» **Records supplied**

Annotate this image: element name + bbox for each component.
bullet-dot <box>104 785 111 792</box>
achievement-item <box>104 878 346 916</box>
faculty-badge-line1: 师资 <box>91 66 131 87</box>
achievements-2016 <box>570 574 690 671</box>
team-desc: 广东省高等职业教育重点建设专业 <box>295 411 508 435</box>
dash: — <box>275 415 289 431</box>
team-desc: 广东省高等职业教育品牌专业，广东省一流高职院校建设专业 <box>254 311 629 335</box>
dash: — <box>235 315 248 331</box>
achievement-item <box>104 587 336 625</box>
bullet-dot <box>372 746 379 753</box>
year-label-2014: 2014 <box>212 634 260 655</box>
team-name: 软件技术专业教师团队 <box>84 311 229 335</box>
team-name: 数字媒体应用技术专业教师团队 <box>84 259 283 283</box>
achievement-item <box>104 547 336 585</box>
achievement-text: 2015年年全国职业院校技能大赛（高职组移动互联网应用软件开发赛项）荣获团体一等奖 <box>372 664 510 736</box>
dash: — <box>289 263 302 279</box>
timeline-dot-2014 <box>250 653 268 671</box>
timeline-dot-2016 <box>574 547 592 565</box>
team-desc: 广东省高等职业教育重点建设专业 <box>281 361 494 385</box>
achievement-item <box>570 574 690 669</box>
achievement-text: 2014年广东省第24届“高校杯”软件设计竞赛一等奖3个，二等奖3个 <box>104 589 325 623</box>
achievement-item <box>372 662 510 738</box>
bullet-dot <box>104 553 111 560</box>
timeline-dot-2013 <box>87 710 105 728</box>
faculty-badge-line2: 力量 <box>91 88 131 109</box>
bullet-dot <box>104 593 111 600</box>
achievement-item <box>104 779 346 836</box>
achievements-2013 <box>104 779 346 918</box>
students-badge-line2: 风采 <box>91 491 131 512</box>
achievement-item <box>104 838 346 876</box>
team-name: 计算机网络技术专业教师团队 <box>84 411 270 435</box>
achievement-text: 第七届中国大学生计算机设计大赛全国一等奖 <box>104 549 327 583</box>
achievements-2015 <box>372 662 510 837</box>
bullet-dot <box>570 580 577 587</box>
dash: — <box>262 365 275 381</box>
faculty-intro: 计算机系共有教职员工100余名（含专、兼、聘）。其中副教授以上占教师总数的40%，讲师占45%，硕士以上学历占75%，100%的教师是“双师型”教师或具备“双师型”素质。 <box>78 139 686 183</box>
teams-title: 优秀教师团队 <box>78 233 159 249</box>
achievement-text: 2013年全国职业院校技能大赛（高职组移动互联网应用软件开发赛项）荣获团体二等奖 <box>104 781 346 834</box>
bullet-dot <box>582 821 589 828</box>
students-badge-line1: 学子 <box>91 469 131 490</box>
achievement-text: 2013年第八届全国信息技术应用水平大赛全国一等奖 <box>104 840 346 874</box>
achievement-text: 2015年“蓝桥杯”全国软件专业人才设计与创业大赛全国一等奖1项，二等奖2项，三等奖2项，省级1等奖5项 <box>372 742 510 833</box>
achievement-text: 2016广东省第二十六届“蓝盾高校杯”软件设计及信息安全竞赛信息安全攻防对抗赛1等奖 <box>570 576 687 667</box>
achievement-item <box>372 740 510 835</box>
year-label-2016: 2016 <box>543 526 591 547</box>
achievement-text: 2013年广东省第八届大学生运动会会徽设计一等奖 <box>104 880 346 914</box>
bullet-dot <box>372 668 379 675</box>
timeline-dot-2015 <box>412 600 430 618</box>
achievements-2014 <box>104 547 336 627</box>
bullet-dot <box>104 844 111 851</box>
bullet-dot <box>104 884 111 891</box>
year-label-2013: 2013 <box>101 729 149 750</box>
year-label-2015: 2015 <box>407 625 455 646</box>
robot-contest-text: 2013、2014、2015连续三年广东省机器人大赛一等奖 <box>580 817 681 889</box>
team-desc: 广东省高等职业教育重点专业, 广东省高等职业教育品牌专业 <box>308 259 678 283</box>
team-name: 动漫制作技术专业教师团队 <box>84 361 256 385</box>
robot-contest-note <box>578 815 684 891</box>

» **Directions for this task**
Print every line of the records above again, unchanged and in the same order.

» **Written response**
Annotate this image: element name + bbox for each component.
bullet-dot <box>104 785 111 792</box>
achievement-item <box>104 878 346 916</box>
faculty-badge-line1: 师资 <box>91 66 131 87</box>
achievements-2016 <box>570 574 690 671</box>
team-desc: 广东省高等职业教育重点建设专业 <box>295 411 508 435</box>
dash: — <box>275 415 289 431</box>
team-desc: 广东省高等职业教育品牌专业，广东省一流高职院校建设专业 <box>254 311 629 335</box>
dash: — <box>235 315 248 331</box>
achievement-item <box>104 587 336 625</box>
bullet-dot <box>372 746 379 753</box>
year-label-2014: 2014 <box>212 634 260 655</box>
team-name: 软件技术专业教师团队 <box>84 311 229 335</box>
team-name: 数字媒体应用技术专业教师团队 <box>84 259 283 283</box>
achievement-item <box>104 547 336 585</box>
achievement-text: 2015年年全国职业院校技能大赛（高职组移动互联网应用软件开发赛项）荣获团体一等奖 <box>372 664 510 736</box>
dash: — <box>289 263 302 279</box>
timeline-dot-2014 <box>250 653 268 671</box>
timeline-dot-2016 <box>574 547 592 565</box>
team-desc: 广东省高等职业教育重点建设专业 <box>281 361 494 385</box>
achievement-item <box>570 574 690 669</box>
achievement-text: 2014年广东省第24届“高校杯”软件设计竞赛一等奖3个，二等奖3个 <box>104 589 325 623</box>
achievement-item <box>372 662 510 738</box>
bullet-dot <box>104 553 111 560</box>
timeline-dot-2013 <box>87 710 105 728</box>
faculty-badge-line2: 力量 <box>91 88 131 109</box>
bullet-dot <box>104 593 111 600</box>
achievement-item <box>104 779 346 836</box>
achievements-2013 <box>104 779 346 918</box>
students-badge-line2: 风采 <box>91 491 131 512</box>
achievement-item <box>104 838 346 876</box>
team-name: 计算机网络技术专业教师团队 <box>84 411 270 435</box>
achievement-text: 第七届中国大学生计算机设计大赛全国一等奖 <box>104 549 327 583</box>
achievements-2015 <box>372 662 510 837</box>
bullet-dot <box>570 580 577 587</box>
dash: — <box>262 365 275 381</box>
faculty-intro: 计算机系共有教职员工100余名（含专、兼、聘）。其中副教授以上占教师总数的40%，讲师占45%，硕士以上学历占75%，100%的教师是“双师型”教师或具备“双师型”素质。 <box>78 139 686 183</box>
teams-title: 优秀教师团队 <box>78 233 159 249</box>
achievement-text: 2013年全国职业院校技能大赛（高职组移动互联网应用软件开发赛项）荣获团体二等奖 <box>104 781 346 834</box>
bullet-dot <box>582 821 589 828</box>
students-badge-line1: 学子 <box>91 469 131 490</box>
achievement-text: 2013年第八届全国信息技术应用水平大赛全国一等奖 <box>104 840 346 874</box>
achievement-text: 2015年“蓝桥杯”全国软件专业人才设计与创业大赛全国一等奖1项，二等奖2项，三等奖2项，省级1等奖5项 <box>372 742 510 833</box>
achievement-text: 2016广东省第二十六届“蓝盾高校杯”软件设计及信息安全竞赛信息安全攻防对抗赛1等奖 <box>570 576 687 667</box>
achievement-item <box>372 740 510 835</box>
year-label-2016: 2016 <box>543 526 591 547</box>
achievement-text: 2013年广东省第八届大学生运动会会徽设计一等奖 <box>104 880 346 914</box>
bullet-dot <box>372 668 379 675</box>
timeline-dot-2015 <box>412 600 430 618</box>
achievements-2014 <box>104 547 336 627</box>
bullet-dot <box>104 844 111 851</box>
bullet-dot <box>104 884 111 891</box>
year-label-2013: 2013 <box>101 729 149 750</box>
year-label-2015: 2015 <box>407 625 455 646</box>
robot-contest-text: 2013、2014、2015连续三年广东省机器人大赛一等奖 <box>580 817 681 889</box>
team-desc: 广东省高等职业教育重点专业, 广东省高等职业教育品牌专业 <box>308 259 678 283</box>
team-name: 动漫制作技术专业教师团队 <box>84 361 256 385</box>
robot-contest-note <box>578 815 684 891</box>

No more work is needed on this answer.